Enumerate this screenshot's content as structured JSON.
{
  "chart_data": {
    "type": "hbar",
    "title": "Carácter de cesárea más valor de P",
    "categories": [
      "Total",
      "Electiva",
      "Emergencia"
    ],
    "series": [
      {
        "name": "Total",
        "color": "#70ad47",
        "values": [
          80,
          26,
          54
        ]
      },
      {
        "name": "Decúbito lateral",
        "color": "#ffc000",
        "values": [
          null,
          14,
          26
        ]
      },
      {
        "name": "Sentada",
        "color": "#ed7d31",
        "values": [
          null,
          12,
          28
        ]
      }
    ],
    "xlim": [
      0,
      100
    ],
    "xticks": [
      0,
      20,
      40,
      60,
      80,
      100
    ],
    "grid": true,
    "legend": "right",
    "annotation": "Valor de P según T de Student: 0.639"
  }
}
================
▶ [Work to be completed]: Using the listing above, show each line holding the string "name".

▶ [Solution to the exercise]:
        "name": "Total",
        "name": "Decúbito lateral",
        "name": "Sentada",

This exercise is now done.